Short problem: Change "price-axis-label" to "price-tick-label" in the part of the rows that opens with the line containing "x-axis-label: 2015 <box>673 498 698 510</box>" and closes with the line containing "title-prefix: 2016년 KOSPI". Return only those lines, with everything else left as it is.

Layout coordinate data
★ ★ ★ ★ ★ ★ ★
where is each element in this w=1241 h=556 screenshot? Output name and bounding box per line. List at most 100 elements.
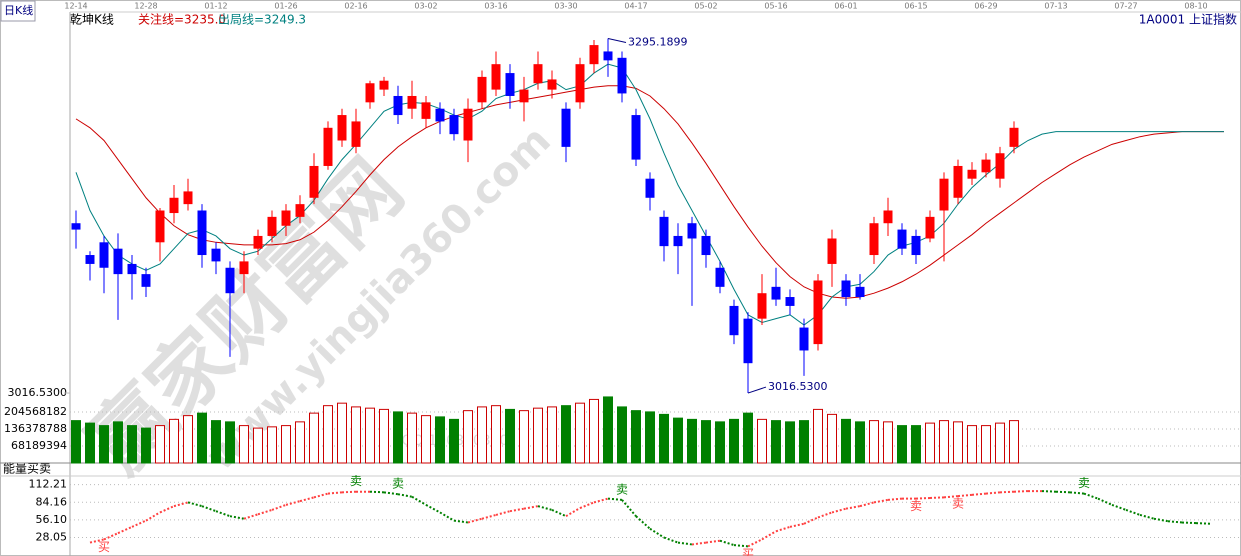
signal-label: 卖 [910,499,922,513]
energy-segment [313,492,329,499]
energy-segment [131,519,147,528]
volume-bar [603,396,613,464]
candle-body [827,238,837,264]
x-tick-label: 05-16 [764,2,787,11]
energy-segment [775,525,791,533]
x-tick-label: 01-26 [274,2,297,11]
x-tick-label: 12-28 [134,2,157,11]
volume-bar [785,421,795,464]
y-tick-label: 112.21 [29,478,68,491]
legend-label: 关注线=3235.0 [138,12,226,27]
candle-body [99,242,109,268]
candle-body [967,169,977,179]
energy-segment [145,511,161,522]
energy-segment [551,509,567,518]
energy-segment [761,530,777,541]
chart-title: 乾坤K线 [70,12,114,27]
candle-body [687,223,697,239]
volume-bar [981,425,991,464]
volume-bar [211,420,221,464]
volume-bar [547,406,557,464]
candle-body [729,305,739,336]
energy-segment [621,499,637,517]
x-tick-label: 06-15 [904,2,927,11]
candle-body [295,204,305,217]
symbol: 1A0001 上证指数 [1139,12,1237,27]
energy-segment [215,510,231,518]
volume-bar [897,425,907,464]
volume-bar [365,407,375,464]
volume-bar [267,426,277,464]
volume-bar [701,420,711,464]
annotation-label: 3295.1899 [628,35,688,48]
energy-segment [831,507,847,514]
volume-bar [645,411,655,464]
volume-bar [827,413,837,464]
volume-bar [869,420,879,464]
volume-bar [379,408,389,464]
volume-bar [519,410,529,464]
candle-body [673,235,683,247]
volume-bar [155,425,165,464]
indicator-title: 能量买卖 [3,462,51,476]
volume-bar [1009,420,1019,464]
y-tick-label: 3016.5300 [8,386,68,399]
candle-body [393,95,403,116]
volume-bar [141,427,151,464]
volume-bar [225,421,235,464]
annotation-line [747,386,767,394]
energy-segment [159,505,175,514]
volume-bar [505,408,515,464]
energy-segment [747,538,763,548]
volume-bar [673,417,683,464]
x-tick-label: 02-16 [344,2,367,11]
energy-segment [495,510,511,516]
candle-body [491,64,501,90]
candle-body [253,235,263,249]
candle-body [127,263,137,275]
volume-bar [197,412,207,464]
volume-bar [337,402,347,464]
volume-bar [281,425,291,464]
candle-body [939,178,949,211]
volume-bar [911,425,921,464]
volume-bar [295,421,305,464]
volume-bar [239,425,249,464]
candle-body [85,255,95,264]
volume-bar [995,422,1005,464]
volume-bar [967,425,977,464]
energy-segment [271,503,287,511]
volume-bar [323,405,333,464]
volume-bar [477,406,487,464]
candle-body [421,102,431,119]
volume-bar [631,410,641,464]
candle-body [841,280,851,298]
volume-bar [939,420,949,464]
volume-bar [799,420,809,464]
candle-body [337,115,347,141]
volume-bar [589,398,599,464]
candle-body [169,197,179,214]
volume-bar [127,425,137,464]
volume-bar [743,412,753,464]
candle-body [519,89,529,103]
energy-segment [649,527,665,539]
candle-body [281,210,291,226]
signal-label: 买 [98,540,110,554]
candle-body [701,235,711,256]
volume-bar [771,420,781,464]
candle-body [575,64,585,103]
candle-body [211,248,221,262]
candle-body [743,318,753,364]
energy-segment [425,504,441,514]
candle-body [449,115,459,135]
x-tick-label: 08-10 [1184,2,1207,11]
volume-bar [71,420,81,464]
energy-segment [537,505,553,511]
candle-body [435,108,445,122]
volume-bar [253,427,263,464]
x-tick-label: 12-14 [64,2,87,11]
x-tick-label: 05-02 [694,2,717,11]
energy-segment [803,516,819,525]
energy-segment [411,495,427,506]
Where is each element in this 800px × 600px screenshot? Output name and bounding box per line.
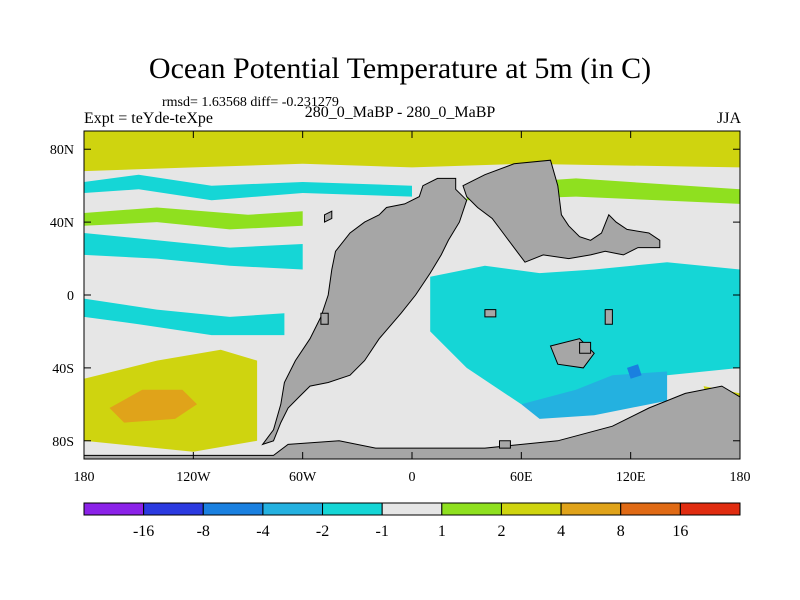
colorbar-label: -2 [316,523,329,540]
south-orange-blob [109,389,197,423]
y-tick-label: 40S [52,362,74,377]
x-tick-label: 120E [616,470,646,485]
y-tick-label: 80N [50,143,74,158]
colorbar-swatch [441,502,502,516]
experiment-label: Expt = teYde-teXpe [84,110,213,127]
colorbar-label: 1 [438,523,446,540]
indian-cyan-basin [430,262,740,405]
colorbar-swatch [202,502,264,516]
indian-blue-patch [521,371,668,419]
colorbar-swatch [143,502,204,516]
x-tick-label: 60E [510,470,533,485]
colorbar-swatch [322,502,383,516]
equator-cyan-band [84,298,285,336]
y-tick-label: 40N [50,216,74,231]
y-tick-label: 80S [52,435,74,450]
deep-blue-spot [627,364,642,379]
colorbar-label: 2 [497,523,505,540]
colorbar-label: -4 [256,523,269,540]
small-island-d [604,309,613,325]
x-tick-label: 180 [74,470,95,485]
y-tick-label: 0 [67,289,74,304]
x-tick-label: 60W [289,470,317,485]
small-island-e [579,341,592,354]
north-pole-band [84,131,740,172]
colorbar-swatch [620,502,681,516]
colorbar-label: -16 [133,523,154,540]
north-green-band [84,207,303,230]
stats-label: rmsd= 1.63568 diff= -0.231279 [162,95,339,110]
colorbar-swatch [679,502,741,516]
x-tick-label: 180 [730,470,751,485]
colorbar-label: 16 [672,523,688,540]
colorbar-label: 8 [617,523,625,540]
colorbar-swatch [83,502,145,516]
colorbar-swatch [500,502,562,516]
north-cyan-band [84,174,412,201]
x-tick-label: 0 [409,470,416,485]
small-island-c [484,309,497,318]
northeast-continent [462,159,661,263]
colorbar-swatch [262,502,324,516]
subtropic-cyan-band [84,233,303,270]
x-tick-label: 120W [176,470,211,485]
comparison-label: 280_0_MaBP - 280_0_MaBP [304,104,496,121]
season-label: JJA [716,110,741,127]
colorbar-label: 4 [557,523,565,540]
south-polar-land [84,385,740,459]
chart-title: Ocean Potential Temperature at 5m (in C) [148,52,652,85]
colorbar-label: -1 [376,523,389,540]
colorbar-label: -8 [197,523,210,540]
colorbar-swatch [381,502,443,516]
colorbar-swatch [560,502,622,516]
small-island-a [324,210,333,223]
small-island-f [499,440,511,449]
small-island-b [320,312,329,325]
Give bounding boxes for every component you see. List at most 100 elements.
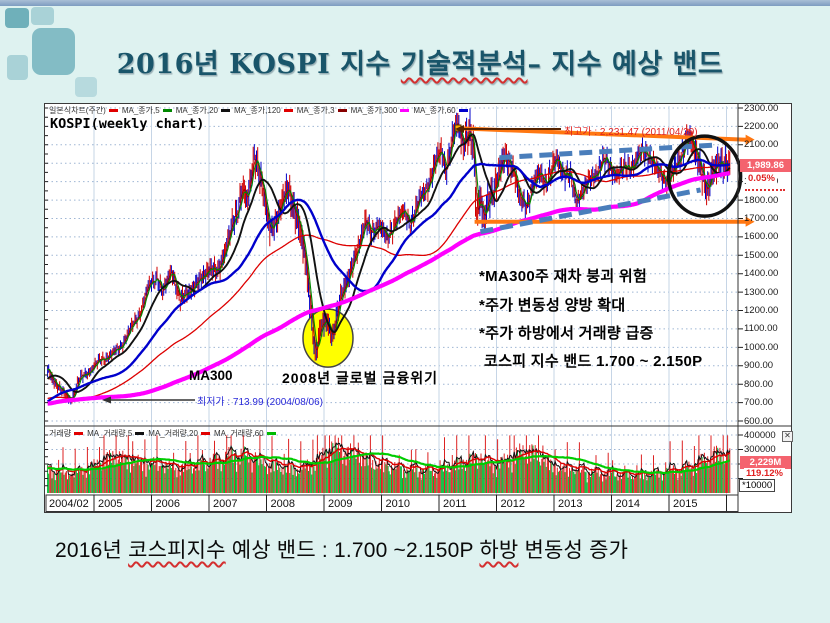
x-axis-label: 2015 <box>673 498 698 510</box>
volume-axis-label: 400000 <box>744 429 776 441</box>
v-gridlines <box>93 106 727 495</box>
title-underlined: 기술적분석 <box>400 49 528 80</box>
price-axis-label: 700.00 <box>744 397 774 409</box>
legend-item-label: MA_거래량,5 <box>87 428 133 438</box>
decor-square-1 <box>5 8 29 28</box>
price-legend: 일본식차트(주간) MA_종가,5 MA_종가,20 MA_종가,120 MA_종가,3… <box>49 104 472 116</box>
volume-ma-line <box>47 452 731 475</box>
last-price-change: 0.05% <box>746 173 777 184</box>
price-axis-label: 1500.00 <box>744 249 779 261</box>
top-accent-strip <box>0 0 830 6</box>
hidden-tick-marker <box>745 189 785 191</box>
analysis-note: *주가 하방에서 거래량 급증 <box>479 325 654 342</box>
x-axis-label: 2005 <box>98 498 123 510</box>
low-arrow-head <box>102 396 111 404</box>
x-strip <box>45 494 739 512</box>
price-axis-label: 1400.00 <box>744 268 779 280</box>
volume-axis-label: 300000 <box>744 444 776 455</box>
decor-square-2 <box>31 7 54 25</box>
close-icon[interactable]: ✕ <box>782 431 793 442</box>
legend-color-dash <box>221 108 230 112</box>
price-ma-line <box>46 170 731 406</box>
x-axis-label: 2007 <box>213 498 238 510</box>
price-axis-label: 900.00 <box>744 360 774 372</box>
price-axis-label: 2300.00 <box>744 102 779 114</box>
volume-bars-up <box>49 435 731 493</box>
price-axis-label: 1800.00 <box>744 194 779 206</box>
title-prefix: 2016년 KOSPI 지수 <box>116 49 401 80</box>
all-time-high-label: 최고가 : 2,231.47 (2011/04/29) <box>564 127 698 138</box>
legend-color-dash <box>108 108 118 112</box>
last-volume-change: 119.12% <box>744 468 785 479</box>
price-axis-label: 800.00 <box>744 378 774 390</box>
price-axis-label: 1100.00 <box>744 323 778 335</box>
x-axis-label: 2006 <box>155 498 180 510</box>
x-axis-label: 2014 <box>615 498 640 510</box>
legend-item-label: 거래량 <box>49 428 72 438</box>
band-arrow <box>745 134 755 145</box>
price-axis-label: 2200.00 <box>744 120 779 132</box>
legend-color-dash <box>135 431 145 435</box>
tick-marks <box>45 107 743 511</box>
kospi-chart: 일본식차트(주간) MA_종가,5 MA_종가,20 MA_종가,120 MA_종가,3… <box>44 102 793 513</box>
caption-part2: 예상 밴드 : 1.700 ~2.150P <box>225 539 480 562</box>
high-arrow-head <box>455 125 464 133</box>
slide-caption: 2016년 코스피지수 예상 밴드 : 1.700 ~2.150P 하방 변동성… <box>55 534 628 564</box>
legend-item-label: MA_종가,3 <box>296 105 335 115</box>
decor-square-4 <box>7 55 28 80</box>
legend-color-dash <box>74 431 84 435</box>
x-axis-label: 2008 <box>270 498 295 510</box>
price-axis-label: 1700.00 <box>744 213 779 224</box>
legend-color-dash <box>400 108 410 112</box>
caption-part3: 변동성 증가 <box>518 539 629 562</box>
x-axis-label: 2009 <box>328 498 353 510</box>
x-axis-label: 2010 <box>385 498 410 510</box>
crisis-2008-label: 2008년 글로벌 금융위기 <box>282 370 438 386</box>
slide-title: 2016년 KOSPI 지수 기술적분석– 지수 예상 밴드 <box>40 42 800 81</box>
volume-unit: *10000 <box>739 479 776 492</box>
price-axis-label: 1300.00 <box>744 286 779 298</box>
analysis-note: *주가 변동성 양방 확대 <box>479 297 626 314</box>
title-suffix: – 지수 예상 밴드 <box>527 49 724 80</box>
legend-color-dash <box>162 108 172 112</box>
last-price-badge: 1,989.86 <box>740 159 791 172</box>
caption-part1: 2016년 <box>55 539 129 562</box>
legend-item-label: MA_거래량,60 <box>213 428 264 438</box>
chart-title: KOSPI(weekly chart) <box>50 116 205 132</box>
wedge-upper-dashed <box>499 142 713 161</box>
x-axis-label: 2013 <box>558 498 583 510</box>
legend-item-label: MA_종가,20 <box>175 105 218 115</box>
price-axis-label: 1000.00 <box>744 341 779 353</box>
analysis-note: 코스피 지수 밴드 1.700 ~ 2.150P <box>484 353 703 370</box>
current-zone-ellipse <box>666 134 743 218</box>
chart-canvas <box>45 104 791 512</box>
volume-legend: 거래량 MA_거래량,5 MA_거래량,20 MA_거래량,60 <box>49 427 280 439</box>
legend-item-label: MA_종가,60 <box>413 105 456 115</box>
price-ma-line <box>46 133 731 393</box>
legend-color-dash <box>458 108 468 112</box>
legend-color-dash <box>337 108 347 112</box>
price-ma-line <box>46 158 731 403</box>
price-axis-label: 2100.00 <box>744 139 779 151</box>
legend-item-label: MA_거래량,20 <box>148 428 198 438</box>
legend-color-dash <box>283 108 293 112</box>
caption-underlined-1: 코스피지수 <box>128 539 226 562</box>
decor-square-5 <box>75 77 97 97</box>
legend-color-dash <box>200 431 210 435</box>
caption-underlined-2: 하방 <box>479 539 519 562</box>
last-volume-badge: 2,229M <box>740 456 791 469</box>
volume-ma-line <box>47 447 731 476</box>
price-ma-line <box>47 163 730 400</box>
analysis-note: *MA300주 재차 붕괴 위험 <box>479 268 648 285</box>
x-axis-label: 2012 <box>500 498 525 510</box>
price-axis-label: 1200.00 <box>744 305 779 316</box>
price-axis-label: 600.00 <box>744 415 774 427</box>
ma300-label: MA300 <box>189 368 233 383</box>
legend-item-label: MA_종가,5 <box>121 105 160 115</box>
decor-square-3 <box>32 28 75 75</box>
x-axis-label: 2004/02 <box>49 498 89 510</box>
legend-color-dash <box>266 431 276 435</box>
price-axis-label: 1600.00 <box>744 231 779 243</box>
legend-item-label: MA_종가,300 <box>350 105 398 115</box>
legend-item-label: 일본식차트(주간) <box>49 105 106 115</box>
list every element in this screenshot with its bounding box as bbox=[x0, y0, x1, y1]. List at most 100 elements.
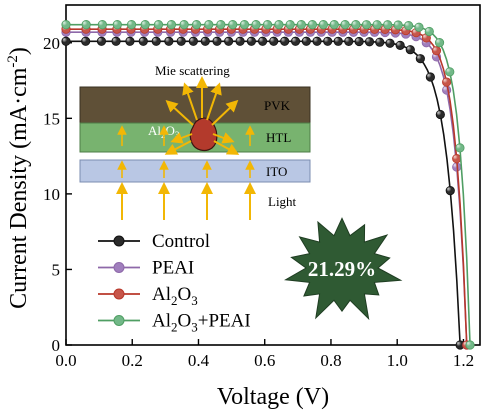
★ ★ ★ ★ ★ ★ ★
Result of this task:
x-axis-label: 2015 <box>673 498 698 510</box>
volume-axis-label: 400000 <box>744 429 776 441</box>
v-gridlines <box>93 106 727 495</box>
title-underlined: 기술적분석 <box>400 49 528 80</box>
price-tick-label: 700.00 <box>744 397 774 409</box>
legend-item-label: MA_거래량,5 <box>87 428 133 438</box>
decor-square-1 <box>5 8 29 28</box>
price-legend: 일본식차트(주간) MA_종가,5 MA_종가,20 MA_종가,120 MA_종가,3… <box>49 104 472 116</box>
volume-ma-line <box>47 452 731 475</box>
last-price-change: 0.05% <box>746 173 777 184</box>
price-tick-label: 1500.00 <box>744 249 779 261</box>
top-accent-strip <box>0 0 830 6</box>
hidden-tick-marker <box>745 189 785 191</box>
analysis-note: *주가 하방에서 거래량 급증 <box>479 325 654 342</box>
x-axis-label: 2005 <box>98 498 123 510</box>
low-arrow-head <box>102 396 111 404</box>
x-strip <box>45 494 739 512</box>
price-tick-label: 1400.00 <box>744 268 779 280</box>
volume-axis-label: 300000 <box>744 444 776 455</box>
decor-square-2 <box>31 7 54 25</box>
close-icon[interactable]: ✕ <box>782 431 793 442</box>
legend-color-dash <box>221 108 230 112</box>
price-ma-line <box>46 170 731 406</box>
x-axis-label: 2007 <box>213 498 238 510</box>
price-tick-label: 900.00 <box>744 360 774 372</box>
price-tick-label: 2300.00 <box>744 102 779 114</box>
volume-bars-up <box>49 435 731 493</box>
price-tick-label: 1800.00 <box>744 194 779 206</box>
title-prefix: 2016년 KOSPI 지수 <box>116 49 401 80</box>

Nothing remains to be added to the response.